Objective - Gather the lines that hold the string "наличии".
▬▬▬▬▬▬
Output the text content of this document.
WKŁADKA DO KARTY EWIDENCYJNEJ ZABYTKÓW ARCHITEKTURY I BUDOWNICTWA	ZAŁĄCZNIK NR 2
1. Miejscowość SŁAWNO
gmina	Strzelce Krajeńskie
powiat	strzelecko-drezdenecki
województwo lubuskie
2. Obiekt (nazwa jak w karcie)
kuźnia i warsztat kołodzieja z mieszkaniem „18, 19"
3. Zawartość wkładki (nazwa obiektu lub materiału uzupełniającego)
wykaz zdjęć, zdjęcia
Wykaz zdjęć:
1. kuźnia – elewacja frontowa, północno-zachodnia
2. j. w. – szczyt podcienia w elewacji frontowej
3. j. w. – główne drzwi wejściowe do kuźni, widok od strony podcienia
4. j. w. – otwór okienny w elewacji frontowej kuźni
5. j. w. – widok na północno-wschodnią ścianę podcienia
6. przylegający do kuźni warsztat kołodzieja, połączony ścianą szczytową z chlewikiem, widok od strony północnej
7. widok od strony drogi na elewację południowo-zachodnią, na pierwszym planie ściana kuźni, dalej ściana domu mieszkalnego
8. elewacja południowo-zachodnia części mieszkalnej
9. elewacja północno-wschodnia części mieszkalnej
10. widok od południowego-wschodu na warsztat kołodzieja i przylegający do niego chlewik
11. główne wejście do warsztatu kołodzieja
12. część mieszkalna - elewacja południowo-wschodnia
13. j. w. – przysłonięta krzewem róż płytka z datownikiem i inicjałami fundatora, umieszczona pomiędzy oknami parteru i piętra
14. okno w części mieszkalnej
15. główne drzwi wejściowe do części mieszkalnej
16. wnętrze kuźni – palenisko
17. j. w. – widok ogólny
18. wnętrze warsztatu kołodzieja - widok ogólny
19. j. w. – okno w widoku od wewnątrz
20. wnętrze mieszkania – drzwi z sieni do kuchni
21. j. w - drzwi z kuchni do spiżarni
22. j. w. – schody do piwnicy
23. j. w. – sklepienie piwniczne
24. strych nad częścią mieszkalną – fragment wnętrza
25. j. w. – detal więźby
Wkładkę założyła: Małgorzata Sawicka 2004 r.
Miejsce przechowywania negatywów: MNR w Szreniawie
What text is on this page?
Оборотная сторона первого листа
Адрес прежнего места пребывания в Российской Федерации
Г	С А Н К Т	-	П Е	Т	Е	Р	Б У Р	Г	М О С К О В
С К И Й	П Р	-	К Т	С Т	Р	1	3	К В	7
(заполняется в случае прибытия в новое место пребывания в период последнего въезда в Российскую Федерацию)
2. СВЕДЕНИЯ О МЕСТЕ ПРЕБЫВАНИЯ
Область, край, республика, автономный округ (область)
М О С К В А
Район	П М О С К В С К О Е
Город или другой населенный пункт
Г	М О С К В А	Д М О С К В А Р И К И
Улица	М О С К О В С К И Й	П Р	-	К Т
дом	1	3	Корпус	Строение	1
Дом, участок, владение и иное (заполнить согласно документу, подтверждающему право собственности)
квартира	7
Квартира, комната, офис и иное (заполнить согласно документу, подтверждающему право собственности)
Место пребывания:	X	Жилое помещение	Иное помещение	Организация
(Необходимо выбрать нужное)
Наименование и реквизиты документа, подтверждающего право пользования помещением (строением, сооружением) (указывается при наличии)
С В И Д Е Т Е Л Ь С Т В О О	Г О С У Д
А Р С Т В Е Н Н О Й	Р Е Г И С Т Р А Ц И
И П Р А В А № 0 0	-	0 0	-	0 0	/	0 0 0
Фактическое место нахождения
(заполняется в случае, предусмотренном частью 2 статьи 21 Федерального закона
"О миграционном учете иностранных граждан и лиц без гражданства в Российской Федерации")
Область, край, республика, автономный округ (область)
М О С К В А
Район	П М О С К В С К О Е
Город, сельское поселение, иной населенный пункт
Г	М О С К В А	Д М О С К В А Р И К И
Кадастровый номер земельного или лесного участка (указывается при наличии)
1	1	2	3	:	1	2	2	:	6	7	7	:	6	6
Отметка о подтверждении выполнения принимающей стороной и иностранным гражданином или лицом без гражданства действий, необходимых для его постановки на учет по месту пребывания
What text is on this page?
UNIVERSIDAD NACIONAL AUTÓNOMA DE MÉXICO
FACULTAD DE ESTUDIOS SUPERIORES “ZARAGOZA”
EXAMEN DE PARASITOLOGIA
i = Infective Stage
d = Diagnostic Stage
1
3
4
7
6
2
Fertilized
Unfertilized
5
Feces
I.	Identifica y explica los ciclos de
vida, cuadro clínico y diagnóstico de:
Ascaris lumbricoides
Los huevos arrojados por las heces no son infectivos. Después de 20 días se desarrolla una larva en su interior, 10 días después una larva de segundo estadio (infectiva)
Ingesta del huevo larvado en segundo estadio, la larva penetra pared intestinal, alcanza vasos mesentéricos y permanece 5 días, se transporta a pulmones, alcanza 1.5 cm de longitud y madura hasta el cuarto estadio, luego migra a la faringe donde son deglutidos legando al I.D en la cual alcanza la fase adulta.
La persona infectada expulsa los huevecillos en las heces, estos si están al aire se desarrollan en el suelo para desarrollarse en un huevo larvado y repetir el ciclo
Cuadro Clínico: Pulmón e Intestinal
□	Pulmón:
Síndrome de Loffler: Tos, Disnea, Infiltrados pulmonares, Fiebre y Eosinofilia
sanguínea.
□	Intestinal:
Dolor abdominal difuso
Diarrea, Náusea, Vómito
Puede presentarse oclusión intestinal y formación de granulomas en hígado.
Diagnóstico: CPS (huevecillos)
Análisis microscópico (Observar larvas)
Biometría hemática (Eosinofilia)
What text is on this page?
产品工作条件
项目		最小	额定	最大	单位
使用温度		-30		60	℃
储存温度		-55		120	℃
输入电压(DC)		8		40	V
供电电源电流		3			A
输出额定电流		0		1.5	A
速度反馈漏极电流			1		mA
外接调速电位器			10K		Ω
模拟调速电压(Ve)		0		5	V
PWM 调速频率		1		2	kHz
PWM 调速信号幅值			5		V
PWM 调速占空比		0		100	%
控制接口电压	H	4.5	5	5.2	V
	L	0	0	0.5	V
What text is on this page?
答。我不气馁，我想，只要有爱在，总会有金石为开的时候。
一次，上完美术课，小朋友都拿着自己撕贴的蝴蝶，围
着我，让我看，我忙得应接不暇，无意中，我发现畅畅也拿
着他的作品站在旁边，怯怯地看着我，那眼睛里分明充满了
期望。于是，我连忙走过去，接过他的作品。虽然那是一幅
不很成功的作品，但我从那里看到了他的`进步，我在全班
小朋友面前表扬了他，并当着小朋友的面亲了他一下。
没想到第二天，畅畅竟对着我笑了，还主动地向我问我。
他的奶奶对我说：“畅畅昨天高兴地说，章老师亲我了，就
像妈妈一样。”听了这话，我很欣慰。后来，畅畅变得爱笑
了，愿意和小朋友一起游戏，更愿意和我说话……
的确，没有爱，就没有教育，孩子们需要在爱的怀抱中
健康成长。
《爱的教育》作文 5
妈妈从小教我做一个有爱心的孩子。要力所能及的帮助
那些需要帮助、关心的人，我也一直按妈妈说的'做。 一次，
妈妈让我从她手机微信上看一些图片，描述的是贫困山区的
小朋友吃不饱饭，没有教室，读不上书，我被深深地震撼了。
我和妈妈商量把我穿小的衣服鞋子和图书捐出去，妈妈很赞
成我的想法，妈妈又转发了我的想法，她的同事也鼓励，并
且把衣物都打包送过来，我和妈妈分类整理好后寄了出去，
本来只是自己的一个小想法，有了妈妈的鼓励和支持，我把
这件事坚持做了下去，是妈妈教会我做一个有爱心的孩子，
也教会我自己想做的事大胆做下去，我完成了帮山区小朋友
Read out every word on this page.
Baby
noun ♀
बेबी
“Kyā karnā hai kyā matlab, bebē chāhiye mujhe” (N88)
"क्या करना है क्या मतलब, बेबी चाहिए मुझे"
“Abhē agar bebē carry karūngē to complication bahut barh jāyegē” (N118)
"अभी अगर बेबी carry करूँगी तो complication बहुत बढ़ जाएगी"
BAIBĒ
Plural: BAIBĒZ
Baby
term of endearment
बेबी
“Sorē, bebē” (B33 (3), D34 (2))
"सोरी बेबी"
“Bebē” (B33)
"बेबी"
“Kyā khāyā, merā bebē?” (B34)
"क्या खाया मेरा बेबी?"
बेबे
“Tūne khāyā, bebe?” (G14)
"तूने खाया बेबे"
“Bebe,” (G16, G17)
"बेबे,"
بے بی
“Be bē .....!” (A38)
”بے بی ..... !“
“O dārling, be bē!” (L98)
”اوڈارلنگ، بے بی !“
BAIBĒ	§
▬▬▬▬▬▬
Correct output -
Наименование и реквизиты документа, подтверждающего право пользования помещением (строением, сооружением) (указывается при наличии)
Кадастровый номер земельного или лесного участка (указывается при наличии)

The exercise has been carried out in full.